EXERCISE INSTRUCTIONS:
Extract the full listing below without altering a single character.
** BEGIN THE INPUT **
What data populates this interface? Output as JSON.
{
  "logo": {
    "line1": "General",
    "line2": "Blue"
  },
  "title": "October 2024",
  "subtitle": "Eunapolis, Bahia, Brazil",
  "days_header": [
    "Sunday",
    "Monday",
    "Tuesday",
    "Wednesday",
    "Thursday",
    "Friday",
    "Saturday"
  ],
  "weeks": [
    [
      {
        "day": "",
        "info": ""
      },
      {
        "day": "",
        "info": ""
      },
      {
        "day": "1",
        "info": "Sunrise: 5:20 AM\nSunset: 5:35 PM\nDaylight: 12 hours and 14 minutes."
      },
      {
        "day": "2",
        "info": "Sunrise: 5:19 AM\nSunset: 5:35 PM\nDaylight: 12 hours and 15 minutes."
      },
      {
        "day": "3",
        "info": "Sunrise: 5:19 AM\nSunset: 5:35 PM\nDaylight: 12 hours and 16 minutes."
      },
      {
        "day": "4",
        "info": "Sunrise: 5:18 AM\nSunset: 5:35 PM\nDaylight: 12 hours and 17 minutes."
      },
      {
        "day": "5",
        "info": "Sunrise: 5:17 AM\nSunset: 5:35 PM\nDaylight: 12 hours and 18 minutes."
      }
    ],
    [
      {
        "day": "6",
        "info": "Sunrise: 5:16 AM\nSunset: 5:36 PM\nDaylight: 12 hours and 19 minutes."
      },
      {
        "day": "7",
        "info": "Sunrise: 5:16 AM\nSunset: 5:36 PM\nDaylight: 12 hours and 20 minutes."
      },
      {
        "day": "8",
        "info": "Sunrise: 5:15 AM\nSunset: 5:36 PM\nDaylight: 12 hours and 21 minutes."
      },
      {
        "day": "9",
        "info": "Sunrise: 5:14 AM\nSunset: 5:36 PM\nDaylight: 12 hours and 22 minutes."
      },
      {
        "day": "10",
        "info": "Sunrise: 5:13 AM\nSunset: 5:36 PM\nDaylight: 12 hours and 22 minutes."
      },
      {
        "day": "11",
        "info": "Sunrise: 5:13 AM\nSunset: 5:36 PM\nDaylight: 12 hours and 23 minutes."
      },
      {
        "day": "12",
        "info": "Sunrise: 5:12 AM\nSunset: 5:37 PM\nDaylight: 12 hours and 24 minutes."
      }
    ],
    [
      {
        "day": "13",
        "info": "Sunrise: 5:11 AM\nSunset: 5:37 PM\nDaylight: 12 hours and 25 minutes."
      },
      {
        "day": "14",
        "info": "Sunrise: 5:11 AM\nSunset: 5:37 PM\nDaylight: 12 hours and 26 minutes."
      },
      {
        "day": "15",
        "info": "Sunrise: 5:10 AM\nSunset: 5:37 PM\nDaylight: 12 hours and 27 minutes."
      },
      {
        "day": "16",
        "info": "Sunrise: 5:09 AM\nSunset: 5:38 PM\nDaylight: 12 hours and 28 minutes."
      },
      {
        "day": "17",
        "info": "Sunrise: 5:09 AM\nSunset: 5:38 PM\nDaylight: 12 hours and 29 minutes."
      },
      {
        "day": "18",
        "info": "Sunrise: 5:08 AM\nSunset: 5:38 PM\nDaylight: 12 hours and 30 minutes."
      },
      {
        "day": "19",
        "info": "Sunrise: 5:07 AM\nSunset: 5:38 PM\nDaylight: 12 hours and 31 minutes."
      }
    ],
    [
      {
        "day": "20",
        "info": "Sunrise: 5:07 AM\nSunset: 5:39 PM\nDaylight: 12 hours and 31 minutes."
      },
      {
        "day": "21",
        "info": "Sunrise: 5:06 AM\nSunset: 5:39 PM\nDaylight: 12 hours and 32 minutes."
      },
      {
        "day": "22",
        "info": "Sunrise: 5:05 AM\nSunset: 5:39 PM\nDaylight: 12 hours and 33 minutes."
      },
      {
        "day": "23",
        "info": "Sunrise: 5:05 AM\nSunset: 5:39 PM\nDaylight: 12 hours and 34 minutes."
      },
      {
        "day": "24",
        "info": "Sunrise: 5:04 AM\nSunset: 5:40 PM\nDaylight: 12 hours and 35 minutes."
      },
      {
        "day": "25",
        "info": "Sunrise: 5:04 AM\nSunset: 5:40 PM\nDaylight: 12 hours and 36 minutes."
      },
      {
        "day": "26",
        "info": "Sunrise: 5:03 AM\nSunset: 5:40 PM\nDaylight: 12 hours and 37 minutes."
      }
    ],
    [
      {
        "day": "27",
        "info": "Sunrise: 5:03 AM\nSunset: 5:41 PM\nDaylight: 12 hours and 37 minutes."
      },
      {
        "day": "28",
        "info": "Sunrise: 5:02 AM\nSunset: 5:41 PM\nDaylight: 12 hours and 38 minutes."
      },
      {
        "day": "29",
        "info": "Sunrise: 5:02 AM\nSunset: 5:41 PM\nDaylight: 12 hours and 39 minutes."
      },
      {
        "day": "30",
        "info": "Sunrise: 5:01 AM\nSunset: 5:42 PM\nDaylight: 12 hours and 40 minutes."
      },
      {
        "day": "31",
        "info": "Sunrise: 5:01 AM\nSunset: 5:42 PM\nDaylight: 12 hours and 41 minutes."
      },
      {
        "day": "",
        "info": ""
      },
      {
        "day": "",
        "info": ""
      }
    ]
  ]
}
** END THE INPUT **
OUTPUT:
What data populates this interface? Output as JSON.
{
  "logo": {
    "line1": "General",
    "line2": "Blue"
  },
  "title": "October 2024",
  "subtitle": "Eunapolis, Bahia, Brazil",
  "days_header": [
    "Sunday",
    "Monday",
    "Tuesday",
    "Wednesday",
    "Thursday",
    "Friday",
    "Saturday"
  ],
  "weeks": [
    [
      {
        "day": "",
        "info": ""
      },
      {
        "day": "",
        "info": ""
      },
      {
        "day": "1",
        "info": "Sunrise: 5:20 AM\nSunset: 5:35 PM\nDaylight: 12 hours and 14 minutes."
      },
      {
        "day": "2",
        "info": "Sunrise: 5:19 AM\nSunset: 5:35 PM\nDaylight: 12 hours and 15 minutes."
      },
      {
        "day": "3",
        "info": "Sunrise: 5:19 AM\nSunset: 5:35 PM\nDaylight: 12 hours and 16 minutes."
      },
      {
        "day": "4",
        "info": "Sunrise: 5:18 AM\nSunset: 5:35 PM\nDaylight: 12 hours and 17 minutes."
      },
      {
        "day": "5",
        "info": "Sunrise: 5:17 AM\nSunset: 5:35 PM\nDaylight: 12 hours and 18 minutes."
      }
    ],
    [
      {
        "day": "6",
        "info": "Sunrise: 5:16 AM\nSunset: 5:36 PM\nDaylight: 12 hours and 19 minutes."
      },
      {
        "day": "7",
        "info": "Sunrise: 5:16 AM\nSunset: 5:36 PM\nDaylight: 12 hours and 20 minutes."
      },
      {
        "day": "8",
        "info": "Sunrise: 5:15 AM\nSunset: 5:36 PM\nDaylight: 12 hours and 21 minutes."
      },
      {
        "day": "9",
        "info": "Sunrise: 5:14 AM\nSunset: 5:36 PM\nDaylight: 12 hours and 22 minutes."
      },
      {
        "day": "10",
        "info": "Sunrise: 5:13 AM\nSunset: 5:36 PM\nDaylight: 12 hours and 22 minutes."
      },
      {
        "day": "11",
        "info": "Sunrise: 5:13 AM\nSunset: 5:36 PM\nDaylight: 12 hours and 23 minutes."
      },
      {
        "day": "12",
        "info": "Sunrise: 5:12 AM\nSunset: 5:37 PM\nDaylight: 12 hours and 24 minutes."
      }
    ],
    [
      {
        "day": "13",
        "info": "Sunrise: 5:11 AM\nSunset: 5:37 PM\nDaylight: 12 hours and 25 minutes."
      },
      {
        "day": "14",
        "info": "Sunrise: 5:11 AM\nSunset: 5:37 PM\nDaylight: 12 hours and 26 minutes."
      },
      {
        "day": "15",
        "info": "Sunrise: 5:10 AM\nSunset: 5:37 PM\nDaylight: 12 hours and 27 minutes."
      },
      {
        "day": "16",
        "info": "Sunrise: 5:09 AM\nSunset: 5:38 PM\nDaylight: 12 hours and 28 minutes."
      },
      {
        "day": "17",
        "info": "Sunrise: 5:09 AM\nSunset: 5:38 PM\nDaylight: 12 hours and 29 minutes."
      },
      {
        "day": "18",
        "info": "Sunrise: 5:08 AM\nSunset: 5:38 PM\nDaylight: 12 hours and 30 minutes."
      },
      {
        "day": "19",
        "info": "Sunrise: 5:07 AM\nSunset: 5:38 PM\nDaylight: 12 hours and 31 minutes."
      }
    ],
    [
      {
        "day": "20",
        "info": "Sunrise: 5:07 AM\nSunset: 5:39 PM\nDaylight: 12 hours and 31 minutes."
      },
      {
        "day": "21",
        "info": "Sunrise: 5:06 AM\nSunset: 5:39 PM\nDaylight: 12 hours and 32 minutes."
      },
      {
        "day": "22",
        "info": "Sunrise: 5:05 AM\nSunset: 5:39 PM\nDaylight: 12 hours and 33 minutes."
      },
      {
        "day": "23",
        "info": "Sunrise: 5:05 AM\nSunset: 5:39 PM\nDaylight: 12 hours and 34 minutes."
      },
      {
        "day": "24",
        "info": "Sunrise: 5:04 AM\nSunset: 5:40 PM\nDaylight: 12 hours and 35 minutes."
      },
      {
        "day": "25",
        "info": "Sunrise: 5:04 AM\nSunset: 5:40 PM\nDaylight: 12 hours and 36 minutes."
      },
      {
        "day": "26",
        "info": "Sunrise: 5:03 AM\nSunset: 5:40 PM\nDaylight: 12 hours and 37 minutes."
      }
    ],
    [
      {
        "day": "27",
        "info": "Sunrise: 5:03 AM\nSunset: 5:41 PM\nDaylight: 12 hours and 37 minutes."
      },
      {
        "day": "28",
        "info": "Sunrise: 5:02 AM\nSunset: 5:41 PM\nDaylight: 12 hours and 38 minutes."
      },
      {
        "day": "29",
        "info": "Sunrise: 5:02 AM\nSunset: 5:41 PM\nDaylight: 12 hours and 39 minutes."
      },
      {
        "day": "30",
        "info": "Sunrise: 5:01 AM\nSunset: 5:42 PM\nDaylight: 12 hours and 40 minutes."
      },
      {
        "day": "31",
        "info": "Sunrise: 5:01 AM\nSunset: 5:42 PM\nDaylight: 12 hours and 41 minutes."
      },
      {
        "day": "",
        "info": ""
      },
      {
        "day": "",
        "info": ""
      }
    ]
  ]
}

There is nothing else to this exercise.